## Items listed in a dataset
● ● ●

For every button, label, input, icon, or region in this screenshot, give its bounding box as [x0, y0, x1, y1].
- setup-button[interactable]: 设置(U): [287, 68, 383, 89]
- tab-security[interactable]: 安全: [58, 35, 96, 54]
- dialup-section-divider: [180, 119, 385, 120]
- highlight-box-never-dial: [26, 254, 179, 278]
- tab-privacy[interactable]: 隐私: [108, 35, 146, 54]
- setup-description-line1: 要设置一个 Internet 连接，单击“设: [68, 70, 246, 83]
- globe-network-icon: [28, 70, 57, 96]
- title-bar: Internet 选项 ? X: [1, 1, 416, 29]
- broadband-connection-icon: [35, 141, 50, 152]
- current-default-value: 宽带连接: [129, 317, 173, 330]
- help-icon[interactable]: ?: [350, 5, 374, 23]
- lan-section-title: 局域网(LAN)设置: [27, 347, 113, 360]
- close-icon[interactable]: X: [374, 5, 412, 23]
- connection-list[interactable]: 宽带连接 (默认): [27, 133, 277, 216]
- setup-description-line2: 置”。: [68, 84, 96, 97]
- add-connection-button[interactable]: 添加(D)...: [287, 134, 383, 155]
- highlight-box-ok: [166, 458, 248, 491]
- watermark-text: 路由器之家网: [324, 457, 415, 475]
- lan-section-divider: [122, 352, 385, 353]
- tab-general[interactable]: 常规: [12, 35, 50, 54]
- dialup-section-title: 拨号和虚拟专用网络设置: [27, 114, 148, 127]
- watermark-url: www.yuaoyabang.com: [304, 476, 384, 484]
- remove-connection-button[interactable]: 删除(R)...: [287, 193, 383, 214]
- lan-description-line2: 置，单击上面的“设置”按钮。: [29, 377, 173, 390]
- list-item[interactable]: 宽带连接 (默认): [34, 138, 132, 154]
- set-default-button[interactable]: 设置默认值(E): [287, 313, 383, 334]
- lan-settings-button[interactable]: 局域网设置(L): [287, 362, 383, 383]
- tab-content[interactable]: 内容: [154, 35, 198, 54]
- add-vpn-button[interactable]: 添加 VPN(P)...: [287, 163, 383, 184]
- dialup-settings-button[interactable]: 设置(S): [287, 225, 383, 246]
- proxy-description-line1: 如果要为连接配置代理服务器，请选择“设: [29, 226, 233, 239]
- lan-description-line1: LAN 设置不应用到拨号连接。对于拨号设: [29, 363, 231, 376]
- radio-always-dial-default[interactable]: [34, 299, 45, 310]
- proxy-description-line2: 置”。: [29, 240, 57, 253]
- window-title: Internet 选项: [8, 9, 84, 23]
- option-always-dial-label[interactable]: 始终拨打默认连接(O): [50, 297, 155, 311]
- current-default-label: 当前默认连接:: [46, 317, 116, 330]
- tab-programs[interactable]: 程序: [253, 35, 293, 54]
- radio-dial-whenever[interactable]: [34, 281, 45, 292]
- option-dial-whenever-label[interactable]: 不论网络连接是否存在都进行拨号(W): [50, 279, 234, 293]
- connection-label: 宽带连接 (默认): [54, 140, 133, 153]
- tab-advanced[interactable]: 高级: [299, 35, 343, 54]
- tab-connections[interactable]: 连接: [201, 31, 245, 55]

● ● ●

## Task brief
Pull out every line of the material above that contains the word "label".

## Answer to this problem
For every button, label, input, icon, or region in this screenshot, give its bounding box as [x0, y0, x1, y1].
- option-always-dial-label[interactable]: 始终拨打默认连接(O): [50, 297, 155, 311]
- current-default-label: 当前默认连接:: [46, 317, 116, 330]
- option-dial-whenever-label[interactable]: 不论网络连接是否存在都进行拨号(W): [50, 279, 234, 293]
- connection-label: 宽带连接 (默认): [54, 140, 133, 153]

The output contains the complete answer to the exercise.